__Records from a collection of figures__
================
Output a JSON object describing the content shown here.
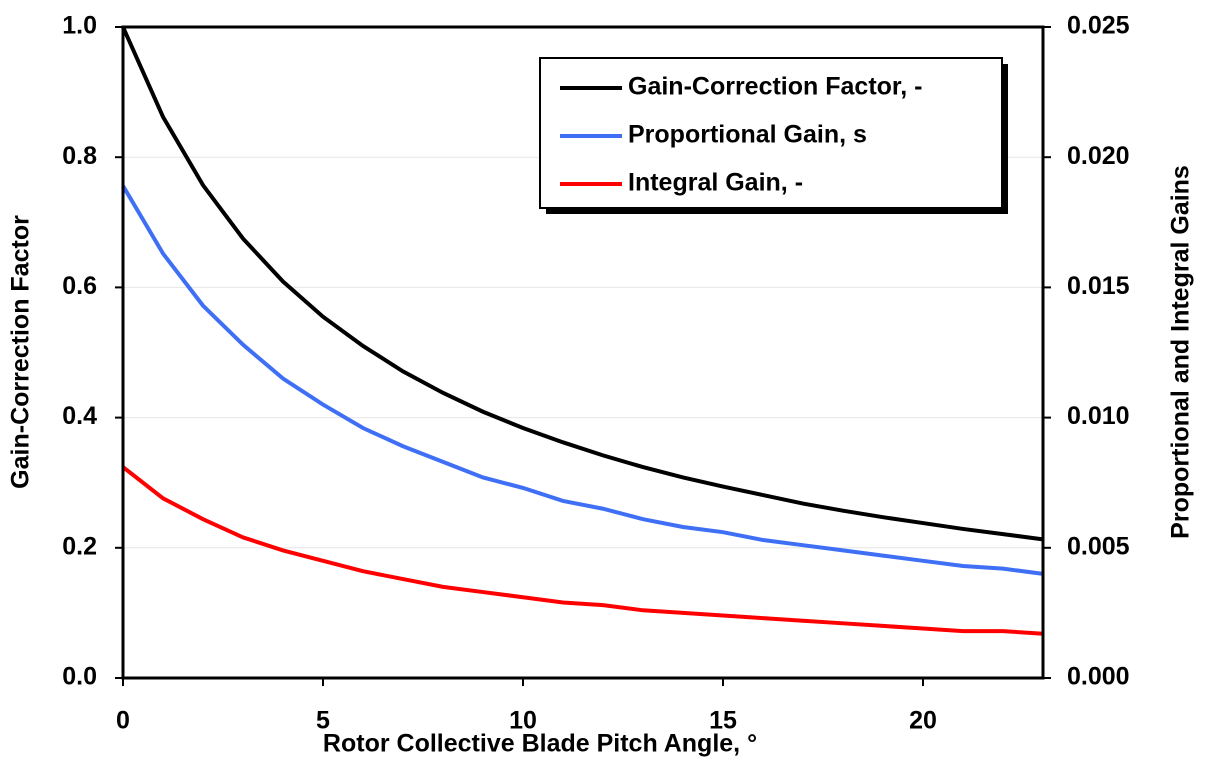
{
  "chart_data": {
    "type": "line",
    "x_label": "Rotor Collective Blade Pitch Angle, °",
    "y_label": "Gain-Correction Factor",
    "y2_label": "Proportional and Integral Gains",
    "x": [
      0,
      1,
      2,
      3,
      4,
      5,
      6,
      7,
      8,
      9,
      10,
      11,
      12,
      13,
      14,
      15,
      16,
      17,
      18,
      19,
      20,
      21,
      22,
      23
    ],
    "xlim": [
      0,
      23
    ],
    "xticks": [
      0,
      5,
      10,
      15,
      20
    ],
    "ylim": [
      0,
      1
    ],
    "yticks": [
      {
        "value": 0,
        "label": "0.0"
      },
      0.2,
      0.4,
      0.6,
      0.8,
      {
        "value": 1,
        "label": "1.0"
      }
    ],
    "y2lim": [
      0,
      0.025
    ],
    "y2ticks": [
      {
        "value": 0,
        "label": "0.000"
      },
      {
        "value": 0.005,
        "label": "0.005"
      },
      {
        "value": 0.01,
        "label": "0.010"
      },
      {
        "value": 0.015,
        "label": "0.015"
      },
      {
        "value": 0.02,
        "label": "0.020"
      },
      {
        "value": 0.025,
        "label": "0.025"
      }
    ],
    "grid": true,
    "legend": "upper right",
    "series": [
      {
        "name": "Gain-Correction Factor, -",
        "color": "#000000",
        "values": [
          1.0,
          0.862,
          0.757,
          0.675,
          0.609,
          0.555,
          0.51,
          0.471,
          0.438,
          0.409,
          0.384,
          0.362,
          0.342,
          0.324,
          0.308,
          0.294,
          0.281,
          0.268,
          0.257,
          0.247,
          0.238,
          0.229,
          0.221,
          0.213
        ]
      },
      {
        "name": "Proportional Gain, s",
        "color": "#3f6ff5",
        "axis": "y2",
        "values": [
          0.0189,
          0.0163,
          0.0143,
          0.0128,
          0.0115,
          0.0105,
          0.0096,
          0.0089,
          0.0083,
          0.0077,
          0.0073,
          0.0068,
          0.0065,
          0.0061,
          0.0058,
          0.0056,
          0.0053,
          0.0051,
          0.0049,
          0.0047,
          0.0045,
          0.0043,
          0.0042,
          0.004
        ]
      },
      {
        "name": "Integral Gain, -",
        "color": "#ff0000",
        "axis": "y2",
        "values": [
          0.0081,
          0.0069,
          0.0061,
          0.0054,
          0.0049,
          0.0045,
          0.0041,
          0.0038,
          0.0035,
          0.0033,
          0.0031,
          0.0029,
          0.0028,
          0.0026,
          0.0025,
          0.0024,
          0.0023,
          0.0022,
          0.0021,
          0.002,
          0.0019,
          0.0018,
          0.0018,
          0.0017
        ]
      }
    ]
  }
}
================
Restate each line of the records exactly; pictures do not belong in the copy.

__EXERCISE SOLUTION__
Output a JSON object describing the content shown here.
{
  "chart_data": {
    "type": "line",
    "x_label": "Rotor Collective Blade Pitch Angle, °",
    "y_label": "Gain-Correction Factor",
    "y2_label": "Proportional and Integral Gains",
    "x": [
      0,
      1,
      2,
      3,
      4,
      5,
      6,
      7,
      8,
      9,
      10,
      11,
      12,
      13,
      14,
      15,
      16,
      17,
      18,
      19,
      20,
      21,
      22,
      23
    ],
    "xlim": [
      0,
      23
    ],
    "xticks": [
      0,
      5,
      10,
      15,
      20
    ],
    "ylim": [
      0,
      1
    ],
    "yticks": [
      {
        "value": 0,
        "label": "0.0"
      },
      0.2,
      0.4,
      0.6,
      0.8,
      {
        "value": 1,
        "label": "1.0"
      }
    ],
    "y2lim": [
      0,
      0.025
    ],
    "y2ticks": [
      {
        "value": 0,
        "label": "0.000"
      },
      {
        "value": 0.005,
        "label": "0.005"
      },
      {
        "value": 0.01,
        "label": "0.010"
      },
      {
        "value": 0.015,
        "label": "0.015"
      },
      {
        "value": 0.02,
        "label": "0.020"
      },
      {
        "value": 0.025,
        "label": "0.025"
      }
    ],
    "grid": true,
    "legend": "upper right",
    "series": [
      {
        "name": "Gain-Correction Factor, -",
        "color": "#000000",
        "values": [
          1.0,
          0.862,
          0.757,
          0.675,
          0.609,
          0.555,
          0.51,
          0.471,
          0.438,
          0.409,
          0.384,
          0.362,
          0.342,
          0.324,
          0.308,
          0.294,
          0.281,
          0.268,
          0.257,
          0.247,
          0.238,
          0.229,
          0.221,
          0.213
        ]
      },
      {
        "name": "Proportional Gain, s",
        "color": "#3f6ff5",
        "axis": "y2",
        "values": [
          0.0189,
          0.0163,
          0.0143,
          0.0128,
          0.0115,
          0.0105,
          0.0096,
          0.0089,
          0.0083,
          0.0077,
          0.0073,
          0.0068,
          0.0065,
          0.0061,
          0.0058,
          0.0056,
          0.0053,
          0.0051,
          0.0049,
          0.0047,
          0.0045,
          0.0043,
          0.0042,
          0.004
        ]
      },
      {
        "name": "Integral Gain, -",
        "color": "#ff0000",
        "axis": "y2",
        "values": [
          0.0081,
          0.0069,
          0.0061,
          0.0054,
          0.0049,
          0.0045,
          0.0041,
          0.0038,
          0.0035,
          0.0033,
          0.0031,
          0.0029,
          0.0028,
          0.0026,
          0.0025,
          0.0024,
          0.0023,
          0.0022,
          0.0021,
          0.002,
          0.0019,
          0.0018,
          0.0018,
          0.0017
        ]
      }
    ]
  }
}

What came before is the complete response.